* BEGIN Input rows *

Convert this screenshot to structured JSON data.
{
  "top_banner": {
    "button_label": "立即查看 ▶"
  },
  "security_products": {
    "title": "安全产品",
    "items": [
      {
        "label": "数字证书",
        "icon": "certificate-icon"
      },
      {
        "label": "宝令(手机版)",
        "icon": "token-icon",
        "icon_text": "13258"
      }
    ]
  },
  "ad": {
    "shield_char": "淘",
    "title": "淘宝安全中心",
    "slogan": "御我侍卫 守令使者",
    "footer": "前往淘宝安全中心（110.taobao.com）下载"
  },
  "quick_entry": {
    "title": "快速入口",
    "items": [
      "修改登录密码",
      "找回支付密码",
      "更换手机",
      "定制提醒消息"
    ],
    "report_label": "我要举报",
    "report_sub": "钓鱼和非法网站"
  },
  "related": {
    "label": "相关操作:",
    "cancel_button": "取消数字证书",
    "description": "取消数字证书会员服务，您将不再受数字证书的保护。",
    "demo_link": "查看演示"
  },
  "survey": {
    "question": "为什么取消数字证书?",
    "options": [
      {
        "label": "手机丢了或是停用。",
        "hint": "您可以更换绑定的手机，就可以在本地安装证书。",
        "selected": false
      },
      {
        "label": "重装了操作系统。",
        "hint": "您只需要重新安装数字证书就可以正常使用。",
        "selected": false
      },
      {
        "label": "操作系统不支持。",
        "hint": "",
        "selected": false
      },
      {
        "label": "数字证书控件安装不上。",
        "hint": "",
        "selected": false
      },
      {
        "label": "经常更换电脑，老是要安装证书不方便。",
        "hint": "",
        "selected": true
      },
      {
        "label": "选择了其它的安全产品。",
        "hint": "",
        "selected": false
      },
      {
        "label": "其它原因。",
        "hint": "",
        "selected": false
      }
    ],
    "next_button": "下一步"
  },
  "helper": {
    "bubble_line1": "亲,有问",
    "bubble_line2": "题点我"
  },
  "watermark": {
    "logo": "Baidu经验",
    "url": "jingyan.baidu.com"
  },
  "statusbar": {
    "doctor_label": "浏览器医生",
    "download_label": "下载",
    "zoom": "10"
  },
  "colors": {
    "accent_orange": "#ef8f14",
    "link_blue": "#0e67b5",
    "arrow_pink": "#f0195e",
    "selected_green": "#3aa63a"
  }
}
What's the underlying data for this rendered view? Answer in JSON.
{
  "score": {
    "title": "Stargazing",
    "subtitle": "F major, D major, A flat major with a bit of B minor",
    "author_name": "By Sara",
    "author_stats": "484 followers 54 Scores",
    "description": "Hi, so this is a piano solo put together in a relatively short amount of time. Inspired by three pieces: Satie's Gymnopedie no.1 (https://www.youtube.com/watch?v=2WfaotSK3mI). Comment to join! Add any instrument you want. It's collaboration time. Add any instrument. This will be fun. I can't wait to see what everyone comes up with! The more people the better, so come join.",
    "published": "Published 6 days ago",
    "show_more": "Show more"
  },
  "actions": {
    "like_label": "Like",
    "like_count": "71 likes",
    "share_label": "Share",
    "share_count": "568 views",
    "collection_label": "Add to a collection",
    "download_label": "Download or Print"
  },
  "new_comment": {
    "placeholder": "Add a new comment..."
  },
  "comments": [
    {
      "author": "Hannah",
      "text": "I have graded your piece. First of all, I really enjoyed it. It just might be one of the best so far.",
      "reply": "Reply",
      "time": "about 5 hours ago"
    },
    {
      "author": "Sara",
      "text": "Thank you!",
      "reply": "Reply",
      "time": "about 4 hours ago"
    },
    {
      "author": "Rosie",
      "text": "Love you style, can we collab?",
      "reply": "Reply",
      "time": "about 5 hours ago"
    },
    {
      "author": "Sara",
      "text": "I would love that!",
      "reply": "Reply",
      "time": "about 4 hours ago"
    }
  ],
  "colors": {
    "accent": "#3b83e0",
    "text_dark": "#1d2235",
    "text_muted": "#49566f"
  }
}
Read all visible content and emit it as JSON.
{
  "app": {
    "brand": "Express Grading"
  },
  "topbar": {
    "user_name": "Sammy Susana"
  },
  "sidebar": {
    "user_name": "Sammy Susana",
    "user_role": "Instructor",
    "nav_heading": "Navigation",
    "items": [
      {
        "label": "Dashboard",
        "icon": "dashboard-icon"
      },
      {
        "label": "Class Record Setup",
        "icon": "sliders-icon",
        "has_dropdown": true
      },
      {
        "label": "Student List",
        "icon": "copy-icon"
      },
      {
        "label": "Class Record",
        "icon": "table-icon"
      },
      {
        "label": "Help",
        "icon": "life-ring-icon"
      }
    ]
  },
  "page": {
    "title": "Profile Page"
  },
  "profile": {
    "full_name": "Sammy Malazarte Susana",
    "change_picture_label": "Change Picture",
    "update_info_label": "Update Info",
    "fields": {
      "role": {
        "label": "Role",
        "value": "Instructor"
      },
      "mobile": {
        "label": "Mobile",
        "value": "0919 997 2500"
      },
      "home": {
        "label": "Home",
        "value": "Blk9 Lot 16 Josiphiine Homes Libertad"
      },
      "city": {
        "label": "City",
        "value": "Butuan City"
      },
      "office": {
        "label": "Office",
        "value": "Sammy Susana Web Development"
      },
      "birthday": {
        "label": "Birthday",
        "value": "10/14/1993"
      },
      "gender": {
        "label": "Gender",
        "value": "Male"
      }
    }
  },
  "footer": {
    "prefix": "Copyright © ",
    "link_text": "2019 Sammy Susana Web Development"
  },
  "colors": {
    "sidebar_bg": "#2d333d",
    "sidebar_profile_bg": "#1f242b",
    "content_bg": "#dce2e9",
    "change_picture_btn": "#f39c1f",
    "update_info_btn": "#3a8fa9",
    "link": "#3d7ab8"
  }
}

* END Input rows *

** What you have to do **
Return the whole listing exactly.

** Exercise result **
Convert this screenshot to structured JSON data.
{
  "top_banner": {
    "button_label": "立即查看 ▶"
  },
  "security_products": {
    "title": "安全产品",
    "items": [
      {
        "label": "数字证书",
        "icon": "certificate-icon"
      },
      {
        "label": "宝令(手机版)",
        "icon": "token-icon",
        "icon_text": "13258"
      }
    ]
  },
  "ad": {
    "shield_char": "淘",
    "title": "淘宝安全中心",
    "slogan": "御我侍卫 守令使者",
    "footer": "前往淘宝安全中心（110.taobao.com）下载"
  },
  "quick_entry": {
    "title": "快速入口",
    "items": [
      "修改登录密码",
      "找回支付密码",
      "更换手机",
      "定制提醒消息"
    ],
    "report_label": "我要举报",
    "report_sub": "钓鱼和非法网站"
  },
  "related": {
    "label": "相关操作:",
    "cancel_button": "取消数字证书",
    "description": "取消数字证书会员服务，您将不再受数字证书的保护。",
    "demo_link": "查看演示"
  },
  "survey": {
    "question": "为什么取消数字证书?",
    "options": [
      {
        "label": "手机丢了或是停用。",
        "hint": "您可以更换绑定的手机，就可以在本地安装证书。",
        "selected": false
      },
      {
        "label": "重装了操作系统。",
        "hint": "您只需要重新安装数字证书就可以正常使用。",
        "selected": false
      },
      {
        "label": "操作系统不支持。",
        "hint": "",
        "selected": false
      },
      {
        "label": "数字证书控件安装不上。",
        "hint": "",
        "selected": false
      },
      {
        "label": "经常更换电脑，老是要安装证书不方便。",
        "hint": "",
        "selected": true
      },
      {
        "label": "选择了其它的安全产品。",
        "hint": "",
        "selected": false
      },
      {
        "label": "其它原因。",
        "hint": "",
        "selected": false
      }
    ],
    "next_button": "下一步"
  },
  "helper": {
    "bubble_line1": "亲,有问",
    "bubble_line2": "题点我"
  },
  "watermark": {
    "logo": "Baidu经验",
    "url": "jingyan.baidu.com"
  },
  "statusbar": {
    "doctor_label": "浏览器医生",
    "download_label": "下载",
    "zoom": "10"
  },
  "colors": {
    "accent_orange": "#ef8f14",
    "link_blue": "#0e67b5",
    "arrow_pink": "#f0195e",
    "selected_green": "#3aa63a"
  }
}
What's the underlying data for this rendered view? Answer in JSON.
{
  "score": {
    "title": "Stargazing",
    "subtitle": "F major, D major, A flat major with a bit of B minor",
    "author_name": "By Sara",
    "author_stats": "484 followers 54 Scores",
    "description": "Hi, so this is a piano solo put together in a relatively short amount of time. Inspired by three pieces: Satie's Gymnopedie no.1 (https://www.youtube.com/watch?v=2WfaotSK3mI). Comment to join! Add any instrument you want. It's collaboration time. Add any instrument. This will be fun. I can't wait to see what everyone comes up with! The more people the better, so come join.",
    "published": "Published 6 days ago",
    "show_more": "Show more"
  },
  "actions": {
    "like_label": "Like",
    "like_count": "71 likes",
    "share_label": "Share",
    "share_count": "568 views",
    "collection_label": "Add to a collection",
    "download_label": "Download or Print"
  },
  "new_comment": {
    "placeholder": "Add a new comment..."
  },
  "comments": [
    {
      "author": "Hannah",
      "text": "I have graded your piece. First of all, I really enjoyed it. It just might be one of the best so far.",
      "reply": "Reply",
      "time": "about 5 hours ago"
    },
    {
      "author": "Sara",
      "text": "Thank you!",
      "reply": "Reply",
      "time": "about 4 hours ago"
    },
    {
      "author": "Rosie",
      "text": "Love you style, can we collab?",
      "reply": "Reply",
      "time": "about 5 hours ago"
    },
    {
      "author": "Sara",
      "text": "I would love that!",
      "reply": "Reply",
      "time": "about 4 hours ago"
    }
  ],
  "colors": {
    "accent": "#3b83e0",
    "text_dark": "#1d2235",
    "text_muted": "#49566f"
  }
}
Read all visible content and emit it as JSON.
{
  "app": {
    "brand": "Express Grading"
  },
  "topbar": {
    "user_name": "Sammy Susana"
  },
  "sidebar": {
    "user_name": "Sammy Susana",
    "user_role": "Instructor",
    "nav_heading": "Navigation",
    "items": [
      {
        "label": "Dashboard",
        "icon": "dashboard-icon"
      },
      {
        "label": "Class Record Setup",
        "icon": "sliders-icon",
        "has_dropdown": true
      },
      {
        "label": "Student List",
        "icon": "copy-icon"
      },
      {
        "label": "Class Record",
        "icon": "table-icon"
      },
      {
        "label": "Help",
        "icon": "life-ring-icon"
      }
    ]
  },
  "page": {
    "title": "Profile Page"
  },
  "profile": {
    "full_name": "Sammy Malazarte Susana",
    "change_picture_label": "Change Picture",
    "update_info_label": "Update Info",
    "fields": {
      "role": {
        "label": "Role",
        "value": "Instructor"
      },
      "mobile": {
        "label": "Mobile",
        "value": "0919 997 2500"
      },
      "home": {
        "label": "Home",
        "value": "Blk9 Lot 16 Josiphiine Homes Libertad"
      },
      "city": {
        "label": "City",
        "value": "Butuan City"
      },
      "office": {
        "label": "Office",
        "value": "Sammy Susana Web Development"
      },
      "birthday": {
        "label": "Birthday",
        "value": "10/14/1993"
      },
      "gender": {
        "label": "Gender",
        "value": "Male"
      }
    }
  },
  "footer": {
    "prefix": "Copyright © ",
    "link_text": "2019 Sammy Susana Web Development"
  },
  "colors": {
    "sidebar_bg": "#2d333d",
    "sidebar_profile_bg": "#1f242b",
    "content_bg": "#dce2e9",
    "change_picture_btn": "#f39c1f",
    "update_info_btn": "#3a8fa9",
    "link": "#3d7ab8"
  }
}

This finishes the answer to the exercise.